═════ ITEMS
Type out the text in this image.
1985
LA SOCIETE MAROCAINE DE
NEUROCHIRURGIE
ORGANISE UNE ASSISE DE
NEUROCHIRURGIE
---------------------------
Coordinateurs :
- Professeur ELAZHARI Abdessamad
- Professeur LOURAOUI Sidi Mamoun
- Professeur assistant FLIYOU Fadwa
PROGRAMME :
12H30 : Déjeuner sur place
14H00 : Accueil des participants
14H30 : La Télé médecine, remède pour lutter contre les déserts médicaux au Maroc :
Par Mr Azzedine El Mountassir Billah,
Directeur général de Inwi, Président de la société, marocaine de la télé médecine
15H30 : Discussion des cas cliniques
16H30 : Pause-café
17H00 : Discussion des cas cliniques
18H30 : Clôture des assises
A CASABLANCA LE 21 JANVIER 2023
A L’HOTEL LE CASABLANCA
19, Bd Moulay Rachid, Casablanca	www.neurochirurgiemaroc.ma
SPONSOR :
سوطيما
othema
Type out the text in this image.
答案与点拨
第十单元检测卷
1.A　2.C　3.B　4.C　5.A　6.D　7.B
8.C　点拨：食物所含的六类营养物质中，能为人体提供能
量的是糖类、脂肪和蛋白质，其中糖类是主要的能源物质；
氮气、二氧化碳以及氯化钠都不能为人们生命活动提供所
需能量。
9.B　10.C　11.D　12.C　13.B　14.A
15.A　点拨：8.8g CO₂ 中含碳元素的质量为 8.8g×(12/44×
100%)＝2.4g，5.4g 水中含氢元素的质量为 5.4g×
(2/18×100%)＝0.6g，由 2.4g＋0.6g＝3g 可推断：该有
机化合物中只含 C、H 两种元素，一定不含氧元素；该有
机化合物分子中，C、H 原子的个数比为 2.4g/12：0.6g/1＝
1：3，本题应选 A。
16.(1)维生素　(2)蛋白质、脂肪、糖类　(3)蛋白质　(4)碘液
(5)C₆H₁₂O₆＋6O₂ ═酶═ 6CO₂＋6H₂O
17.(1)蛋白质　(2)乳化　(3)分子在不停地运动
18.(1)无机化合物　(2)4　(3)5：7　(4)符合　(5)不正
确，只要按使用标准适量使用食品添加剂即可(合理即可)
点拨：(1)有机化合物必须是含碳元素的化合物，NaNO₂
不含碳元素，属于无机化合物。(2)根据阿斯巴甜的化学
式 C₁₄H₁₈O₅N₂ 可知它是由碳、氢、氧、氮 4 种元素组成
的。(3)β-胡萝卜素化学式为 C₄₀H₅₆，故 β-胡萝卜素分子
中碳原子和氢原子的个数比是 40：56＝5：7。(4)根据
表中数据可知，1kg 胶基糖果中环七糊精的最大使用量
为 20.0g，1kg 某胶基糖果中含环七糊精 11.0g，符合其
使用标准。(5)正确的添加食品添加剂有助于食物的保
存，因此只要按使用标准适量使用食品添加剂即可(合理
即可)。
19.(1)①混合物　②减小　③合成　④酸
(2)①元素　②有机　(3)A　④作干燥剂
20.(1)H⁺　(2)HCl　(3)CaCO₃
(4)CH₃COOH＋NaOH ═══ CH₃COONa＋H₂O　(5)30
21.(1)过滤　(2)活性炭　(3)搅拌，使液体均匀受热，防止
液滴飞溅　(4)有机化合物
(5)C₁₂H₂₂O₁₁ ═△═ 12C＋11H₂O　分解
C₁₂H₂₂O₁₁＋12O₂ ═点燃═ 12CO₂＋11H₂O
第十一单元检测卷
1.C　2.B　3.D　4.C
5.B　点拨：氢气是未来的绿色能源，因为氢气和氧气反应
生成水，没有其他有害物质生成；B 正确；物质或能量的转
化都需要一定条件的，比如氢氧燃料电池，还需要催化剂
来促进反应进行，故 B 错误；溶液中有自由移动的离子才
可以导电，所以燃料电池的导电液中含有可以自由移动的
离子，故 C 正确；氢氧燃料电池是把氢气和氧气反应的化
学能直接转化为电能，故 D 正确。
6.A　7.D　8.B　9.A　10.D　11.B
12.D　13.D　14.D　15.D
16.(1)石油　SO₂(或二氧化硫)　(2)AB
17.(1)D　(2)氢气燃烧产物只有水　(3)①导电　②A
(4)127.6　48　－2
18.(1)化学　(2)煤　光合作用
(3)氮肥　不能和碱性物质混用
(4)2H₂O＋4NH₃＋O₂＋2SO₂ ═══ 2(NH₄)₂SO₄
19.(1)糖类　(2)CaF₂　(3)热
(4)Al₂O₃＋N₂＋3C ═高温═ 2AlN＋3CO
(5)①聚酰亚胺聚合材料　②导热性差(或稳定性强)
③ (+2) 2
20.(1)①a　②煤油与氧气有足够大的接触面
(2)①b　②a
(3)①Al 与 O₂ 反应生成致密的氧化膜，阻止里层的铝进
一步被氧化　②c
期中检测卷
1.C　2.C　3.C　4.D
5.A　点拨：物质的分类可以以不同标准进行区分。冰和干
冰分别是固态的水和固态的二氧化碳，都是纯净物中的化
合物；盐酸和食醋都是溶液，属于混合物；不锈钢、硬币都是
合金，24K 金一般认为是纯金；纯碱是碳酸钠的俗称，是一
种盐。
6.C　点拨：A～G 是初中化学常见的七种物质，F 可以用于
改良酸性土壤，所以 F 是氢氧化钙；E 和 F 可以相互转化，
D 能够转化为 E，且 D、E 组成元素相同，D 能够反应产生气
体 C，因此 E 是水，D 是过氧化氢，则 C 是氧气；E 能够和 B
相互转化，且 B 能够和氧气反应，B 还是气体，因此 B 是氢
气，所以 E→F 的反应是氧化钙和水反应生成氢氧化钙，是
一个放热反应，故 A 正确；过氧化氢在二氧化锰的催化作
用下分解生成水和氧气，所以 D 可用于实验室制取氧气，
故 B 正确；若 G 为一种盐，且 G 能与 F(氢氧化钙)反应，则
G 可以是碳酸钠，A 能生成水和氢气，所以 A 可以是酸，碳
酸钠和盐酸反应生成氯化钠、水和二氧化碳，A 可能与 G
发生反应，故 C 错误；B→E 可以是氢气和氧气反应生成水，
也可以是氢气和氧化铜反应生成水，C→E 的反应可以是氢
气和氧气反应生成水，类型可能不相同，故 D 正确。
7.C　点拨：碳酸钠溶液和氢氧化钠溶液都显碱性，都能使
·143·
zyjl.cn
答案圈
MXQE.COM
══════════
Check each line above for the word "C₁₂H₂₂O₁₁" and copy the ones that have it.

* **OUTPUT**
(5)C₁₂H₂₂O₁₁ ═△═ 12C＋11H₂O　分解
C₁₂H₂₂O₁₁＋12O₂ ═点燃═ 12CO₂＋11H₂O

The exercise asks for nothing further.